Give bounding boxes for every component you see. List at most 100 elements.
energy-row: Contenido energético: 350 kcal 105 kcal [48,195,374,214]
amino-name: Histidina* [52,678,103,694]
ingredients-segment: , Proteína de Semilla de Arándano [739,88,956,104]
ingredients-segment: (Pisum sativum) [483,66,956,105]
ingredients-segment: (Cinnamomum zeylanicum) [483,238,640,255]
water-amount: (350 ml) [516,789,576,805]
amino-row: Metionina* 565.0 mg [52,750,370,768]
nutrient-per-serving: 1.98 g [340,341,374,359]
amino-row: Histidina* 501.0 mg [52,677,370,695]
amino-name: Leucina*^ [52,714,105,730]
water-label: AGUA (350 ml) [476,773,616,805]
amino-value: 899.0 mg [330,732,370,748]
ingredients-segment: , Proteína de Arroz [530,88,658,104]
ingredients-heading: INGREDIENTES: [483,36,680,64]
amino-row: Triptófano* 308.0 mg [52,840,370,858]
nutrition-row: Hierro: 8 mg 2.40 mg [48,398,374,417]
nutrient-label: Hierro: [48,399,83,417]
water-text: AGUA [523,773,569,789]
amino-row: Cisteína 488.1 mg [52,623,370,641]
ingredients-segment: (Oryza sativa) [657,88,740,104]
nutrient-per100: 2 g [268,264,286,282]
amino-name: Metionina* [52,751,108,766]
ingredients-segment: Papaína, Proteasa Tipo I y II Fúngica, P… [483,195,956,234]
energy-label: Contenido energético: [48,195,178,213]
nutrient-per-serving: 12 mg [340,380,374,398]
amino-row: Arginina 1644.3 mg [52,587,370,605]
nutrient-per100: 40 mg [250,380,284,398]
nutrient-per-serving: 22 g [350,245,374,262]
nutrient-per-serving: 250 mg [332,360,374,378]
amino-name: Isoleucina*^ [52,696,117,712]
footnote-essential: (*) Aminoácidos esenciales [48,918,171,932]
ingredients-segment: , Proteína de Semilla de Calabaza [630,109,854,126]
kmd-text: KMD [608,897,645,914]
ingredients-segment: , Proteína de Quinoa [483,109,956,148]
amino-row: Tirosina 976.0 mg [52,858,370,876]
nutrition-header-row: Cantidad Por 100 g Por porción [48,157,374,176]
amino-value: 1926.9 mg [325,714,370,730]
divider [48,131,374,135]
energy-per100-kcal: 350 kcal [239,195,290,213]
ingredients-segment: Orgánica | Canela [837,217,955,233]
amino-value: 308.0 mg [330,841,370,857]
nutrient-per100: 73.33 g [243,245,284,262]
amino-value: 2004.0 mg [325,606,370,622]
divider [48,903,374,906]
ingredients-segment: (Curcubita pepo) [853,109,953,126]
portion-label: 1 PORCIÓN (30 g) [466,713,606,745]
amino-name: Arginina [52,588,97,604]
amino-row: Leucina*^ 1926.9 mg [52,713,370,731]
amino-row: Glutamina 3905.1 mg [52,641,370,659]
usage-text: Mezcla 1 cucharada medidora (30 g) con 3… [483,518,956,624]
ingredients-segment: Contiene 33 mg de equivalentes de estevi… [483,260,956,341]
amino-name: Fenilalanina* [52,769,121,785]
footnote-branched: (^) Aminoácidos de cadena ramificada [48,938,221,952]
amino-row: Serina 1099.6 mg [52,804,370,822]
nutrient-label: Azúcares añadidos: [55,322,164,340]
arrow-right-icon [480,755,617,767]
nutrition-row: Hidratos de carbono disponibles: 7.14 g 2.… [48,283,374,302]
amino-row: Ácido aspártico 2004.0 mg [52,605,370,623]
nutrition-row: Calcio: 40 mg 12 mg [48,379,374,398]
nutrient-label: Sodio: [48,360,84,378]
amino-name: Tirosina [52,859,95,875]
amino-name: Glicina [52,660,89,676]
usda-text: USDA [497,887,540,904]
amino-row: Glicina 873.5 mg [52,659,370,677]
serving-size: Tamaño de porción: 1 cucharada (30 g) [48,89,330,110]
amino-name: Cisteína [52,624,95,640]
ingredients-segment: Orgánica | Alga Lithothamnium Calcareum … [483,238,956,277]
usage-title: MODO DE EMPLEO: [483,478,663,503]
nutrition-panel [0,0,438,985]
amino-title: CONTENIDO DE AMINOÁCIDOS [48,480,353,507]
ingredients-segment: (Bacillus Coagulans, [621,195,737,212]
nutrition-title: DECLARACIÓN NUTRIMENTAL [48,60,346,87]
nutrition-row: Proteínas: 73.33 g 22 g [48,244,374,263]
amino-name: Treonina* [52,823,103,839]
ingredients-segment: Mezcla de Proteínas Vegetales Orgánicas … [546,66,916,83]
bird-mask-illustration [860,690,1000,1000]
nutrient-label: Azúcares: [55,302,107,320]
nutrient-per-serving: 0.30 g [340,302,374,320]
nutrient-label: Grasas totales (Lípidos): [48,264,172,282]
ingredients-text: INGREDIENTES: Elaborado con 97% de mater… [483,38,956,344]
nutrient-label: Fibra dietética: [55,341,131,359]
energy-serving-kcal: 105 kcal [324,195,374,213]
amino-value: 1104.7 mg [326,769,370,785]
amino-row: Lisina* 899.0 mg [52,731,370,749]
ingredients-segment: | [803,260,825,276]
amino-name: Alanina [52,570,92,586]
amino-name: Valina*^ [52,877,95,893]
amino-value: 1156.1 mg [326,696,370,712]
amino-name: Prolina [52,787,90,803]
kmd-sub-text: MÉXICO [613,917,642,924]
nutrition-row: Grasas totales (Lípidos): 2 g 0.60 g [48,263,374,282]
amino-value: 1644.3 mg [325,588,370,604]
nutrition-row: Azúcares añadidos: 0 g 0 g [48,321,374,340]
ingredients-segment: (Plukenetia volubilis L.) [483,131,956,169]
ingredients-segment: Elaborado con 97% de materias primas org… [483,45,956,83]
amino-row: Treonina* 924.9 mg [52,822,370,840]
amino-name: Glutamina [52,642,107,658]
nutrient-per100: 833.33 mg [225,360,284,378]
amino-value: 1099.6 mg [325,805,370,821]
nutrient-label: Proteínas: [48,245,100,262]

□ □ □

#### Instructions to follow
Rewrite the entries above, from the first line through the line containing "ingredients-segment: (Pisum sativum)", as a Markdown table. Use the columns "Row" and "Line", number each row, and leave out any blank lines.

#### Final result
| Row | Line |
|---|---|
| 1 | Give bounding boxes for every component you see. List at most 100 elements. |
| 2 | energy-row: Contenido energético: 350 kcal 105 kcal [48,195,374,214] |
| 3 | amino-name: Histidina* [52,678,103,694] |
| 4 | ingredients-segment: , Proteína de Semilla de Arándano [739,88,956,104] |
| 5 | ingredients-segment: (Pisum sativum) [483,66,956,105] |